▶ _Dataset excerpts_:
▽

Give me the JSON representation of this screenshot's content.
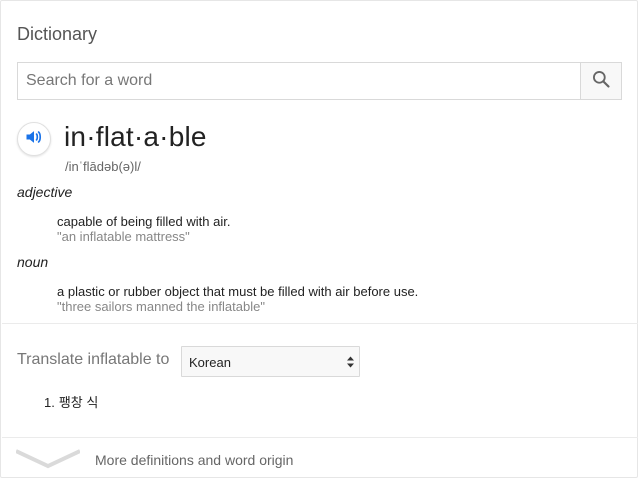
{
  "header": {
    "title": "Dictionary"
  },
  "search": {
    "placeholder": "Search for a word",
    "value": ""
  },
  "entry": {
    "headword": "in·flat·a·ble",
    "phonetic": "/inˈflādəb(ə)l/",
    "senses": [
      {
        "part_of_speech": "adjective",
        "definition": "capable of being filled with air.",
        "example": "\"an inflatable mattress\""
      },
      {
        "part_of_speech": "noun",
        "definition": "a plastic or rubber object that must be filled with air before use.",
        "example": "\"three sailors manned the inflatable\""
      }
    ]
  },
  "translate": {
    "label": "Translate inflatable to",
    "selected_language": "Korean",
    "results": [
      {
        "number": "1.",
        "text": "팽창 식"
      }
    ]
  },
  "more": {
    "label": "More definitions and word origin"
  },
  "icons": {
    "search": "search-icon",
    "speaker": "speaker-icon",
    "dropdown": "updown-arrows-icon",
    "expand": "chevron-down-icon"
  },
  "colors": {
    "speaker_blue": "#1a73e8",
    "muted_text": "#777777",
    "example_text": "#878787"
  }
}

△

▶ _WORK TO DO_: The material above holds pictures; copy everything else in it exactly.

▶ _OUTPUT OF THE EXERCISE_:
Give me the JSON representation of this screenshot's content.
{
  "header": {
    "title": "Dictionary"
  },
  "search": {
    "placeholder": "Search for a word",
    "value": ""
  },
  "entry": {
    "headword": "in·flat·a·ble",
    "phonetic": "/inˈflādəb(ə)l/",
    "senses": [
      {
        "part_of_speech": "adjective",
        "definition": "capable of being filled with air.",
        "example": "\"an inflatable mattress\""
      },
      {
        "part_of_speech": "noun",
        "definition": "a plastic or rubber object that must be filled with air before use.",
        "example": "\"three sailors manned the inflatable\""
      }
    ]
  },
  "translate": {
    "label": "Translate inflatable to",
    "selected_language": "Korean",
    "results": [
      {
        "number": "1.",
        "text": "팽창 식"
      }
    ]
  },
  "more": {
    "label": "More definitions and word origin"
  },
  "icons": {
    "search": "search-icon",
    "speaker": "speaker-icon",
    "dropdown": "updown-arrows-icon",
    "expand": "chevron-down-icon"
  },
  "colors": {
    "speaker_blue": "#1a73e8",
    "muted_text": "#777777",
    "example_text": "#878787"
  }
}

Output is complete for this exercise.